* Aim of the task:
Copy the data below exactly.

Records from a dataset:
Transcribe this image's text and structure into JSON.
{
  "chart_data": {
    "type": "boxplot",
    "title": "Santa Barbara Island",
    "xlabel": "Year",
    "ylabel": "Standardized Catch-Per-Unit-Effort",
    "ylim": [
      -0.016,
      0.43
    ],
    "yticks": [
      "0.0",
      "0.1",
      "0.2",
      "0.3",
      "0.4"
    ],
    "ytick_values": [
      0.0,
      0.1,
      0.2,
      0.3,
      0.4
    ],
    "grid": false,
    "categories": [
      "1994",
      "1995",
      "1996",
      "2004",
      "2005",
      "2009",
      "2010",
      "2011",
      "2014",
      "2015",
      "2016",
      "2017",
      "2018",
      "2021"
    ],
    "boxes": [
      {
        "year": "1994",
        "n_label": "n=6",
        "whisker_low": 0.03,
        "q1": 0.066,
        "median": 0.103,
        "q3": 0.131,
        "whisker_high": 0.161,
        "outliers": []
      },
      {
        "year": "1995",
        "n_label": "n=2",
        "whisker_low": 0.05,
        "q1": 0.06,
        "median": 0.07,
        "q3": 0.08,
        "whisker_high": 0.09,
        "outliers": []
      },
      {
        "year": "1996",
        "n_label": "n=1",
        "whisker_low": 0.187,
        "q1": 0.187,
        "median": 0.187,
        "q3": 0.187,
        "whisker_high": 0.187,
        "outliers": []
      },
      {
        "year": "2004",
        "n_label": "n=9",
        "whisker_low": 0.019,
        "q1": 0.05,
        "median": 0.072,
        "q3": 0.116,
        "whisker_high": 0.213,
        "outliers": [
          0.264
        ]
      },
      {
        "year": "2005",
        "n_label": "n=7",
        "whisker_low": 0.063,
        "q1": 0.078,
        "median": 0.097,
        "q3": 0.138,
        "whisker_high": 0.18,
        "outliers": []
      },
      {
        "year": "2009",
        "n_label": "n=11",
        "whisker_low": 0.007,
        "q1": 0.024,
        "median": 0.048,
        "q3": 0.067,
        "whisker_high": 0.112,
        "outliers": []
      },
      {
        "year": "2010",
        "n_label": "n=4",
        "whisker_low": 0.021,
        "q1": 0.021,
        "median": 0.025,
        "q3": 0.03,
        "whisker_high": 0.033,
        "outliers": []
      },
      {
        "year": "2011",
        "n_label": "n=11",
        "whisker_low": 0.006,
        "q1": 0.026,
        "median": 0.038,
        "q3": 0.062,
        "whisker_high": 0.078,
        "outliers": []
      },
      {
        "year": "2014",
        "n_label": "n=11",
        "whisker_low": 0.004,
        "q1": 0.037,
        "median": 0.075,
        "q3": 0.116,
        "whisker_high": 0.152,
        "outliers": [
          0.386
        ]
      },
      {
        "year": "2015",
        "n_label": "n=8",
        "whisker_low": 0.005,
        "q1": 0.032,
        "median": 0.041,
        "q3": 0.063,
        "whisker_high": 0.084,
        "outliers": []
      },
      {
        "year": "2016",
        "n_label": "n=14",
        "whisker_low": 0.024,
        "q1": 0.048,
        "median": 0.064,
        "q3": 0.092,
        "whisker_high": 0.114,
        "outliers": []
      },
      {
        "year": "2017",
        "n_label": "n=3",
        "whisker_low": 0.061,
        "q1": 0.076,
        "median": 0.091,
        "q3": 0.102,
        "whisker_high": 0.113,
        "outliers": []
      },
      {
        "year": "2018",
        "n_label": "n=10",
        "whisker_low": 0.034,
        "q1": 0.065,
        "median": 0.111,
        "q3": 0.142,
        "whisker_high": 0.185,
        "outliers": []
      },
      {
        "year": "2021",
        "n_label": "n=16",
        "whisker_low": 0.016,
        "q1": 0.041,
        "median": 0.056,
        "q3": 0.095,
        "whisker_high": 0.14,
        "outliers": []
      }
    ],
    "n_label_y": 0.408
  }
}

* Complete output:
Transcribe this image's text and structure into JSON.
{
  "chart_data": {
    "type": "boxplot",
    "title": "Santa Barbara Island",
    "xlabel": "Year",
    "ylabel": "Standardized Catch-Per-Unit-Effort",
    "ylim": [
      -0.016,
      0.43
    ],
    "yticks": [
      "0.0",
      "0.1",
      "0.2",
      "0.3",
      "0.4"
    ],
    "ytick_values": [
      0.0,
      0.1,
      0.2,
      0.3,
      0.4
    ],
    "grid": false,
    "categories": [
      "1994",
      "1995",
      "1996",
      "2004",
      "2005",
      "2009",
      "2010",
      "2011",
      "2014",
      "2015",
      "2016",
      "2017",
      "2018",
      "2021"
    ],
    "boxes": [
      {
        "year": "1994",
        "n_label": "n=6",
        "whisker_low": 0.03,
        "q1": 0.066,
        "median": 0.103,
        "q3": 0.131,
        "whisker_high": 0.161,
        "outliers": []
      },
      {
        "year": "1995",
        "n_label": "n=2",
        "whisker_low": 0.05,
        "q1": 0.06,
        "median": 0.07,
        "q3": 0.08,
        "whisker_high": 0.09,
        "outliers": []
      },
      {
        "year": "1996",
        "n_label": "n=1",
        "whisker_low": 0.187,
        "q1": 0.187,
        "median": 0.187,
        "q3": 0.187,
        "whisker_high": 0.187,
        "outliers": []
      },
      {
        "year": "2004",
        "n_label": "n=9",
        "whisker_low": 0.019,
        "q1": 0.05,
        "median": 0.072,
        "q3": 0.116,
        "whisker_high": 0.213,
        "outliers": [
          0.264
        ]
      },
      {
        "year": "2005",
        "n_label": "n=7",
        "whisker_low": 0.063,
        "q1": 0.078,
        "median": 0.097,
        "q3": 0.138,
        "whisker_high": 0.18,
        "outliers": []
      },
      {
        "year": "2009",
        "n_label": "n=11",
        "whisker_low": 0.007,
        "q1": 0.024,
        "median": 0.048,
        "q3": 0.067,
        "whisker_high": 0.112,
        "outliers": []
      },
      {
        "year": "2010",
        "n_label": "n=4",
        "whisker_low": 0.021,
        "q1": 0.021,
        "median": 0.025,
        "q3": 0.03,
        "whisker_high": 0.033,
        "outliers": []
      },
      {
        "year": "2011",
        "n_label": "n=11",
        "whisker_low": 0.006,
        "q1": 0.026,
        "median": 0.038,
        "q3": 0.062,
        "whisker_high": 0.078,
        "outliers": []
      },
      {
        "year": "2014",
        "n_label": "n=11",
        "whisker_low": 0.004,
        "q1": 0.037,
        "median": 0.075,
        "q3": 0.116,
        "whisker_high": 0.152,
        "outliers": [
          0.386
        ]
      },
      {
        "year": "2015",
        "n_label": "n=8",
        "whisker_low": 0.005,
        "q1": 0.032,
        "median": 0.041,
        "q3": 0.063,
        "whisker_high": 0.084,
        "outliers": []
      },
      {
        "year": "2016",
        "n_label": "n=14",
        "whisker_low": 0.024,
        "q1": 0.048,
        "median": 0.064,
        "q3": 0.092,
        "whisker_high": 0.114,
        "outliers": []
      },
      {
        "year": "2017",
        "n_label": "n=3",
        "whisker_low": 0.061,
        "q1": 0.076,
        "median": 0.091,
        "q3": 0.102,
        "whisker_high": 0.113,
        "outliers": []
      },
      {
        "year": "2018",
        "n_label": "n=10",
        "whisker_low": 0.034,
        "q1": 0.065,
        "median": 0.111,
        "q3": 0.142,
        "whisker_high": 0.185,
        "outliers": []
      },
      {
        "year": "2021",
        "n_label": "n=16",
        "whisker_low": 0.016,
        "q1": 0.041,
        "median": 0.056,
        "q3": 0.095,
        "whisker_high": 0.14,
        "outliers": []
      }
    ],
    "n_label_y": 0.408
  }
}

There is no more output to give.